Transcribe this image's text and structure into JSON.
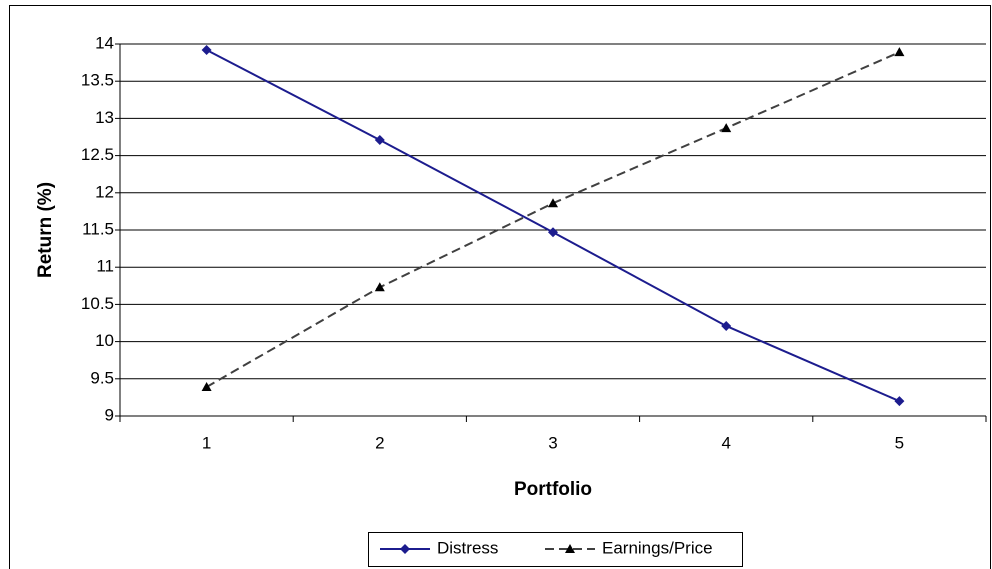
{
  "chart_data": {
    "type": "line",
    "x_label": "Portfolio",
    "y_label": "Return (%)",
    "categories": [
      "1",
      "2",
      "3",
      "4",
      "5"
    ],
    "series": [
      {
        "name": "Distress",
        "color": "#1c1c8e",
        "marker": "diamond",
        "dash": false,
        "values": [
          13.92,
          12.71,
          11.47,
          10.21,
          9.2
        ]
      },
      {
        "name": "Earnings/Price",
        "color": "#404040",
        "marker": "triangle",
        "dash": true,
        "values": [
          9.39,
          10.73,
          11.86,
          12.87,
          13.89
        ]
      }
    ],
    "ylim": [
      9,
      14
    ],
    "yticks": [
      9,
      9.5,
      10,
      10.5,
      11,
      11.5,
      12,
      12.5,
      13,
      13.5,
      14
    ],
    "grid": true,
    "legend": "bottom"
  }
}
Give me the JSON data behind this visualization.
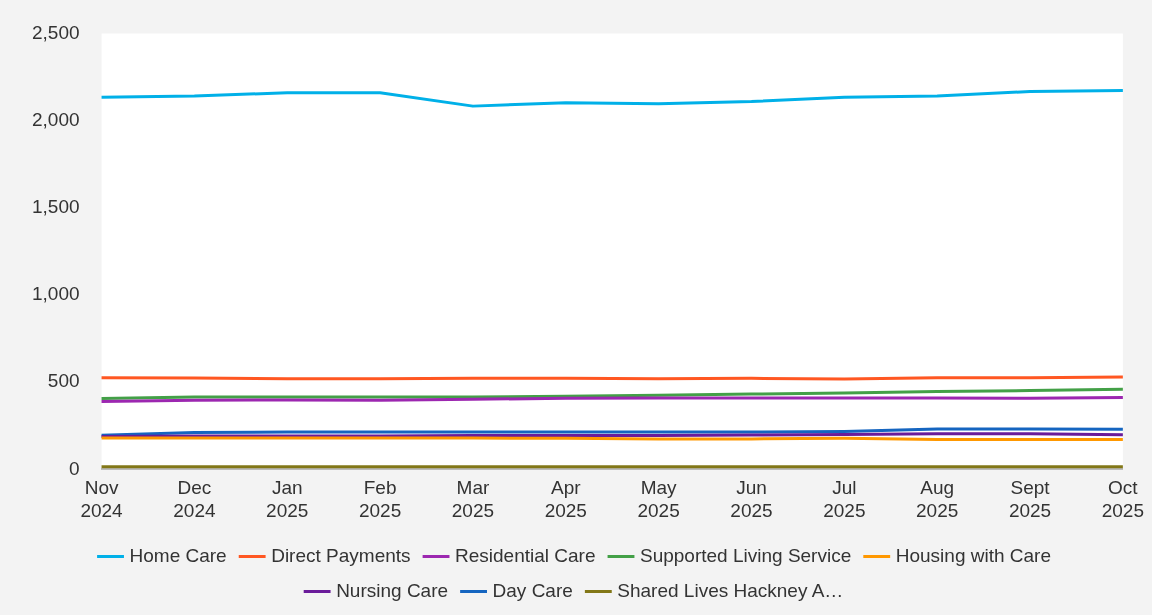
{
  "chart_data": {
    "type": "line",
    "categories": [
      "Nov 2024",
      "Dec 2024",
      "Jan 2025",
      "Feb 2025",
      "Mar 2025",
      "Apr 2025",
      "May 2025",
      "Jun 2025",
      "Jul 2025",
      "Aug 2025",
      "Sept 2025",
      "Oct 2025"
    ],
    "series": [
      {
        "name": "Home Care",
        "color": "#00b0e8",
        "values": [
          2134,
          2141,
          2160,
          2160,
          2083,
          2102,
          2096,
          2109,
          2134,
          2141,
          2167,
          2173
        ]
      },
      {
        "name": "Direct Payments",
        "color": "#ff5722",
        "values": [
          526,
          524,
          520,
          520,
          522,
          523,
          520,
          522,
          518,
          525,
          525,
          530
        ]
      },
      {
        "name": "Residential Care",
        "color": "#9c27b0",
        "values": [
          390,
          396,
          398,
          396,
          402,
          408,
          410,
          410,
          410,
          410,
          408,
          412
        ]
      },
      {
        "name": "Supported Living Service",
        "color": "#43a047",
        "values": [
          407,
          415,
          415,
          415,
          415,
          420,
          425,
          432,
          438,
          446,
          452,
          460
        ]
      },
      {
        "name": "Housing with Care",
        "color": "#ff9800",
        "values": [
          180,
          180,
          180,
          180,
          180,
          178,
          175,
          175,
          178,
          172,
          172,
          172
        ]
      },
      {
        "name": "Nursing Care",
        "color": "#6a1b9a",
        "values": [
          188,
          192,
          192,
          192,
          195,
          195,
          195,
          197,
          200,
          205,
          205,
          198
        ]
      },
      {
        "name": "Day Care",
        "color": "#1565c0",
        "values": [
          196,
          212,
          214,
          214,
          214,
          214,
          214,
          214,
          218,
          232,
          232,
          230
        ]
      },
      {
        "name": "Shared Lives Hackney A…",
        "color": "#827717",
        "values": [
          15,
          15,
          15,
          15,
          15,
          15,
          15,
          15,
          15,
          15,
          15,
          15
        ]
      }
    ],
    "ylim": [
      0,
      2500
    ],
    "yticks": [
      0,
      500,
      {
        "value": 1000,
        "label": "1,000"
      },
      {
        "value": 1500,
        "label": "1,500"
      },
      {
        "value": 2000,
        "label": "2,000"
      },
      {
        "value": 2500,
        "label": "2,500"
      }
    ],
    "grid": false,
    "legend": "bottom",
    "marker": "none",
    "line_style": "solid"
  }
}
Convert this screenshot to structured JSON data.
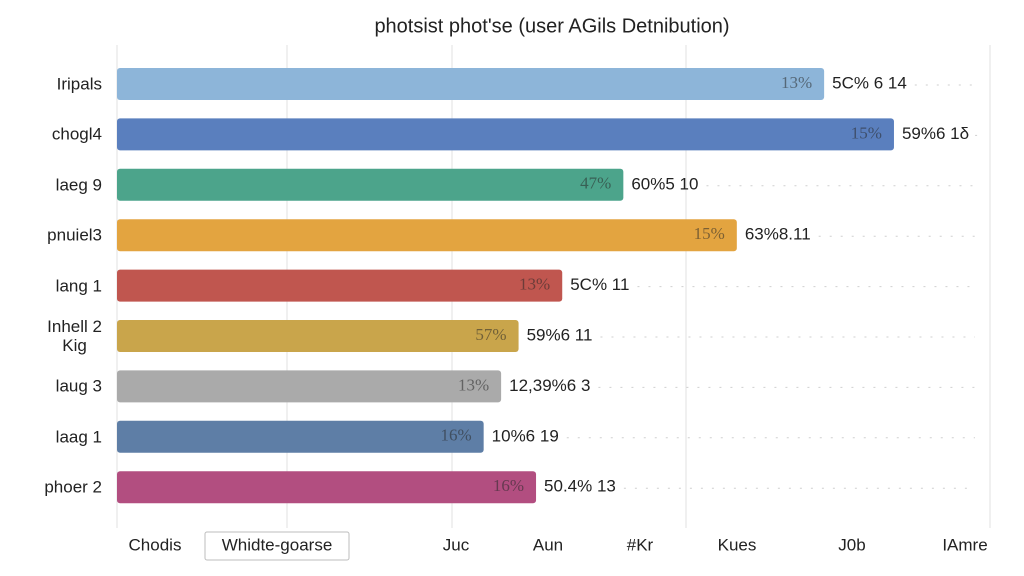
{
  "chart_data": {
    "type": "bar",
    "orientation": "horizontal",
    "title": "photsist phot'se (user AGils Detnibution)",
    "categories": [
      "Iripals",
      "chogl4",
      "laeg 9",
      "pnuiel3",
      "lang 1",
      "Inhell 2\nKig",
      "laug 3",
      "laag 1",
      "phoer 2"
    ],
    "values": [
      81,
      89,
      58,
      71,
      51,
      46,
      44,
      42,
      48
    ],
    "colors": [
      "#8db5d9",
      "#5a7fbe",
      "#4ca48b",
      "#e3a440",
      "#c0564f",
      "#c9a54b",
      "#aaaaaa",
      "#5e7ea6",
      "#b24e80"
    ],
    "inner_labels": [
      "13%",
      "15%",
      "47%",
      "15%",
      "13%",
      "57%",
      "13%",
      "16%",
      "16%"
    ],
    "outer_labels": [
      "5C% 6 14",
      "59%6 1δ",
      "60%5 10",
      "63%8.11",
      "5C% 11",
      "59%6 11",
      "12,39%6 3",
      "10%6 19",
      "50.4% 13"
    ],
    "xlim": [
      0,
      100
    ],
    "footer_labels": [
      "Chodis",
      "Whidte-goarse",
      "Juc",
      "Aun",
      "#Kr",
      "Kues",
      "J0b",
      "IAmre"
    ]
  }
}
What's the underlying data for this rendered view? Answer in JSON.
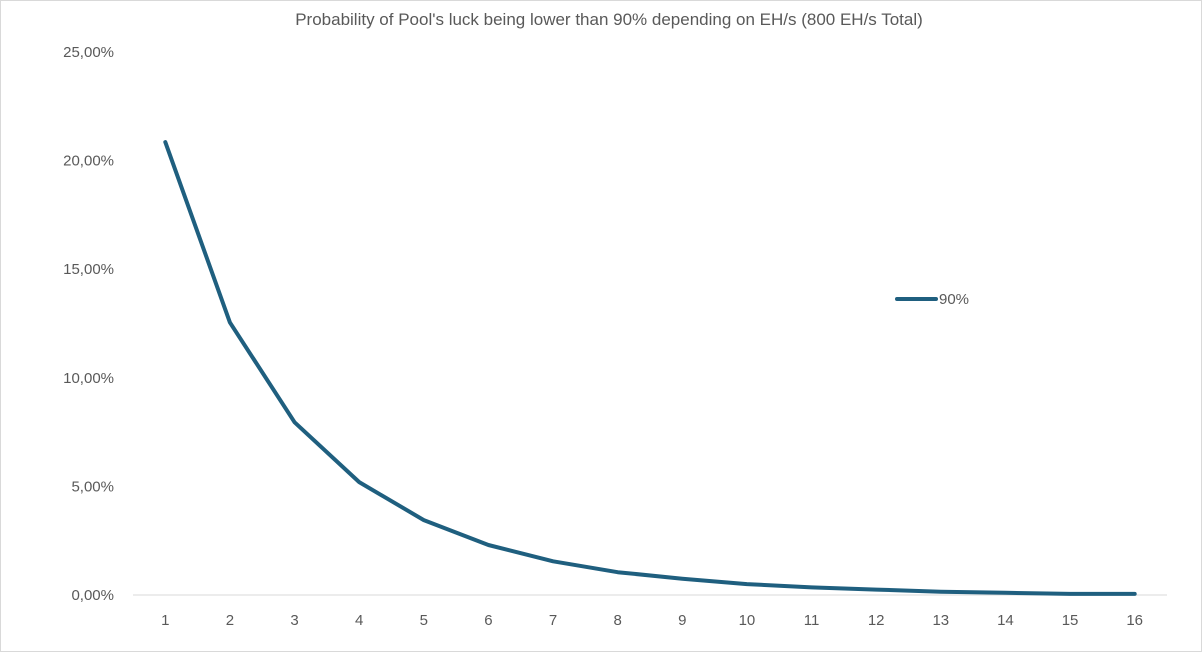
{
  "chart_data": {
    "type": "line",
    "title": "Probability of Pool's luck being lower than 90% depending on EH/s (800 EH/s Total)",
    "xlabel": "",
    "ylabel": "",
    "x": [
      1,
      2,
      3,
      4,
      5,
      6,
      7,
      8,
      9,
      10,
      11,
      12,
      13,
      14,
      15,
      16
    ],
    "ylim": [
      0,
      25
    ],
    "yticks": [
      0,
      5,
      10,
      15,
      20,
      25
    ],
    "ytick_labels": [
      "0,00%",
      "5,00%",
      "10,00%",
      "15,00%",
      "20,00%",
      "25,00%"
    ],
    "grid": false,
    "legend_position": "right",
    "series": [
      {
        "name": "90%",
        "color": "#1f5f7f",
        "values": [
          20.85,
          12.55,
          7.95,
          5.2,
          3.45,
          2.3,
          1.55,
          1.05,
          0.75,
          0.5,
          0.35,
          0.25,
          0.15,
          0.1,
          0.05,
          0.05
        ]
      }
    ]
  }
}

--------------------------------------------------

Filter the records down to the lines that contain the string "JSON", and copy those lines.

__THE RESPONSE__.
Transcribe this image's text and structure into JSON.
Give me the JSON data behind this visualization.
Convert this screenshot to structured JSON data.
What's the underlying data for this rendered view? Answer in JSON.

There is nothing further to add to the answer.